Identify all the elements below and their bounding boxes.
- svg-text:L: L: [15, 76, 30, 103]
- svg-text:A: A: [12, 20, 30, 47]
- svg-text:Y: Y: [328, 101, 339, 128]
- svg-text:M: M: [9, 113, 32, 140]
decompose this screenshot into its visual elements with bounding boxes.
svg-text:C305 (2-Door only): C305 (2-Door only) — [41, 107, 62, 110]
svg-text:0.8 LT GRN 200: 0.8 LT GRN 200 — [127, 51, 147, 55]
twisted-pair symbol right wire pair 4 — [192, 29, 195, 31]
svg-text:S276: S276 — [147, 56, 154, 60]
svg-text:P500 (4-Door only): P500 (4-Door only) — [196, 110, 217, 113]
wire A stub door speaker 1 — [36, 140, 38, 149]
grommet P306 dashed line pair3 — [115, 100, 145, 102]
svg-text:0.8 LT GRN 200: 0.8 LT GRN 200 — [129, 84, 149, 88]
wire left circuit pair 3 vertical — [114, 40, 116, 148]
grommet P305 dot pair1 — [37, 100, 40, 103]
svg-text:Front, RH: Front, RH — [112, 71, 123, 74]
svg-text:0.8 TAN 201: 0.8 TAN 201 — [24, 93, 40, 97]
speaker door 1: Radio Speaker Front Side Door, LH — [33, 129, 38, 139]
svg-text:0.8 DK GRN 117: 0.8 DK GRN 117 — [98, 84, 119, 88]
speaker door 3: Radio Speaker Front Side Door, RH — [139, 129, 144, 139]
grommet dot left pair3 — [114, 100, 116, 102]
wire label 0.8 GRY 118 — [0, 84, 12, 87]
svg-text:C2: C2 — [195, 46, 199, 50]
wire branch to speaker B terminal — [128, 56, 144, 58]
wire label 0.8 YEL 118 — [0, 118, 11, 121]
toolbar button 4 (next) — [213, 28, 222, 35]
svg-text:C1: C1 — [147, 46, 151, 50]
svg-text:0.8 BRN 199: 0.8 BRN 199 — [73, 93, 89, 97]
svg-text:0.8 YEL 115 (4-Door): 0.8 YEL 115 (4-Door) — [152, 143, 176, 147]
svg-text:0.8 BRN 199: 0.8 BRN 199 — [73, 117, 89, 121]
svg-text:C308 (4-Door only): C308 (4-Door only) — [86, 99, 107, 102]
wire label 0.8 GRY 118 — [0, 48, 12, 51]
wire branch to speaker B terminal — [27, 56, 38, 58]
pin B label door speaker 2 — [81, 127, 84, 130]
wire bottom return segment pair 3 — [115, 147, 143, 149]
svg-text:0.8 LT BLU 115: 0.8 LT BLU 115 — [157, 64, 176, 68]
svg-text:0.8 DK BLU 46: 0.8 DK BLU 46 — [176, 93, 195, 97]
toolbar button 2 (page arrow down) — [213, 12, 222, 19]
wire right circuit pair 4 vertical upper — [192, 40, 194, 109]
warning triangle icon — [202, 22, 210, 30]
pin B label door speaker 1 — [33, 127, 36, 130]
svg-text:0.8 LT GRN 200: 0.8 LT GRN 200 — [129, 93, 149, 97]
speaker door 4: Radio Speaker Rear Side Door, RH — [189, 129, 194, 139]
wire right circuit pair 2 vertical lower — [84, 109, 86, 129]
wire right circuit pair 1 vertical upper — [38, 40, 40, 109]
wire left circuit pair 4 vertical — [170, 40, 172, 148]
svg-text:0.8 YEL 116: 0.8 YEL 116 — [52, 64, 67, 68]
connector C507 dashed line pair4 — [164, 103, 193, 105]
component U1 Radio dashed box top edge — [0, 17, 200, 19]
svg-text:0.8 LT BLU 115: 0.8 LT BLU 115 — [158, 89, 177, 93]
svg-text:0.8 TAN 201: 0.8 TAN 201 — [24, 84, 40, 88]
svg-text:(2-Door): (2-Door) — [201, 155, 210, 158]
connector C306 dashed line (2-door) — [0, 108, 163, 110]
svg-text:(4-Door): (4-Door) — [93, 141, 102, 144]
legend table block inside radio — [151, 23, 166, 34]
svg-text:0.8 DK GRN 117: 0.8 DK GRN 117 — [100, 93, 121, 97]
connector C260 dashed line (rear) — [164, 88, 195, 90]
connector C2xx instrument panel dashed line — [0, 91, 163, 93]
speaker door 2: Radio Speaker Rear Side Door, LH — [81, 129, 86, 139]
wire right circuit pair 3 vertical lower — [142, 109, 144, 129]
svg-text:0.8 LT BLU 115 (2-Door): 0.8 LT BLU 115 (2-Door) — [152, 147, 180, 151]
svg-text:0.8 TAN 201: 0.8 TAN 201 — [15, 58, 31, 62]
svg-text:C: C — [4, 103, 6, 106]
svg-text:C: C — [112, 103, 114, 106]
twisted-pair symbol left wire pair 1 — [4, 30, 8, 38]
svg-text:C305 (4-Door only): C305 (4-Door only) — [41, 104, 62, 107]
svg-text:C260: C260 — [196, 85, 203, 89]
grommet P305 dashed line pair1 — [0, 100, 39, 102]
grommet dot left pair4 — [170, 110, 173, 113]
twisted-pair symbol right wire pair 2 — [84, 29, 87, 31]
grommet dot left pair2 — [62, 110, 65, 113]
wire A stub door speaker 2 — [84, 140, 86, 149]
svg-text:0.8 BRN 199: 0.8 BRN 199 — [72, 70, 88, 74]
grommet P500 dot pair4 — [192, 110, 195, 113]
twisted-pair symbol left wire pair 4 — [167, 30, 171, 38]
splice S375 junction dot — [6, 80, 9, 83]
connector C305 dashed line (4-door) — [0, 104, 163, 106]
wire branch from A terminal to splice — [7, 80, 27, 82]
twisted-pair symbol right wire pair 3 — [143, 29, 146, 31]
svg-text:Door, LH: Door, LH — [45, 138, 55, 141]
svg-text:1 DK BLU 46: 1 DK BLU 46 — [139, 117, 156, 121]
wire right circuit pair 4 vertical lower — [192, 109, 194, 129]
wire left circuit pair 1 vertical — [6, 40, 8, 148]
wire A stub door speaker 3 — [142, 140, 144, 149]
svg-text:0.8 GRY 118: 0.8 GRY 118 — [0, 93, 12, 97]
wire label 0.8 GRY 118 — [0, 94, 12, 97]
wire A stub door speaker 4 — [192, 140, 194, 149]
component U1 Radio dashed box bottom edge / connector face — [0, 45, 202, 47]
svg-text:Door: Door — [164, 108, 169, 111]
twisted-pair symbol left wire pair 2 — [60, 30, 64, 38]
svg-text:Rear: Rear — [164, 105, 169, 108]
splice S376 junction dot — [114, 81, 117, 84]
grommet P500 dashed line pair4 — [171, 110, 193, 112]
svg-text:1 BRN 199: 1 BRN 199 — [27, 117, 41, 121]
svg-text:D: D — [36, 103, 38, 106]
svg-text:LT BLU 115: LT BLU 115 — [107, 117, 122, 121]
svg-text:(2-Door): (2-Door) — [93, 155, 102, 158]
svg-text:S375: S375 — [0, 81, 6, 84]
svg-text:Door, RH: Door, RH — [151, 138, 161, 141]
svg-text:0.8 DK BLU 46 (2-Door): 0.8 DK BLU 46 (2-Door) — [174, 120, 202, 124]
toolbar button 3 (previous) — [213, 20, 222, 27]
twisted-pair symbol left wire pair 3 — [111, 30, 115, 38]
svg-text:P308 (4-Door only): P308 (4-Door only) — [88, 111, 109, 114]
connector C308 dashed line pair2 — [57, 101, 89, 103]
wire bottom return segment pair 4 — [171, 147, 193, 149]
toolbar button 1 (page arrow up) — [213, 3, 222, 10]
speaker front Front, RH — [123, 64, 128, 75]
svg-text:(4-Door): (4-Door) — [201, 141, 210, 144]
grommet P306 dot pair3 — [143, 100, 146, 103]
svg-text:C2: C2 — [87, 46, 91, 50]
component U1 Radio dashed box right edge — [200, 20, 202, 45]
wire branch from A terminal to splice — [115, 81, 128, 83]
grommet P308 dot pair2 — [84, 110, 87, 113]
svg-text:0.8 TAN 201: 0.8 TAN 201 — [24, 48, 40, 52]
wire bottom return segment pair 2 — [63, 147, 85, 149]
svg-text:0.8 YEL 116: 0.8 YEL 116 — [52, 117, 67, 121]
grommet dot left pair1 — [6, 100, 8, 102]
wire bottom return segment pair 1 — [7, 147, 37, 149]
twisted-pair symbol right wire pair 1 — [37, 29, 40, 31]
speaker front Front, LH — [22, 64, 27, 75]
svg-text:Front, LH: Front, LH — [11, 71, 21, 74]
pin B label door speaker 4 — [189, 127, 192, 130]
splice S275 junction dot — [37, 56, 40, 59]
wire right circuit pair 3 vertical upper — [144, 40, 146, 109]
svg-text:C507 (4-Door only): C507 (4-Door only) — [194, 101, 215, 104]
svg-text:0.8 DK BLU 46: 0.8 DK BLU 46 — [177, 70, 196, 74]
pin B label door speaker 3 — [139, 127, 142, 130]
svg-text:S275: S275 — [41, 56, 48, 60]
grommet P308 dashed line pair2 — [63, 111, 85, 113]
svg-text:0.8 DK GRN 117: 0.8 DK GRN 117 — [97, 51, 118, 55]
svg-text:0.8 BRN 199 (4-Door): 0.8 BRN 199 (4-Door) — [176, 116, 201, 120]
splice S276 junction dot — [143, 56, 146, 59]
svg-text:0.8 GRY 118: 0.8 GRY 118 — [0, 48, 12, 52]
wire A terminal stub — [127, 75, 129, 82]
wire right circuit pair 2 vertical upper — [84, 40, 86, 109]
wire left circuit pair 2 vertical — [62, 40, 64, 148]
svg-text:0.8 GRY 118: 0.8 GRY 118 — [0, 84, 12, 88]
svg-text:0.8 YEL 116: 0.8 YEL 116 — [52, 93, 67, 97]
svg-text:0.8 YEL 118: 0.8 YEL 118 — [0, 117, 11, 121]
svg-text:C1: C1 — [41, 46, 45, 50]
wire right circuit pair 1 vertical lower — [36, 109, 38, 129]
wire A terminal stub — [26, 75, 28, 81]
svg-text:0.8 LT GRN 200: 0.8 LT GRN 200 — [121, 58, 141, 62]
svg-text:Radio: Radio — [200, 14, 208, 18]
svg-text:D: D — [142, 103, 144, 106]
+++++
## TASK INSTRUCTIONS
Output the items above as a JSON list of strings, one string per line and blank lines omitted, from the first line up to and including the line with "decompose this screenshot".

## THE REPLY
[
  "Identify all the elements below and their bounding boxes.",
  "- svg-text:L: L: [15, 76, 30, 103]",
  "- svg-text:A: A: [12, 20, 30, 47]",
  "- svg-text:Y: Y: [328, 101, 339, 128]",
  "- svg-text:M: M: [9, 113, 32, 140]",
  "decompose this screenshot into its visual elements with bounding boxes."
]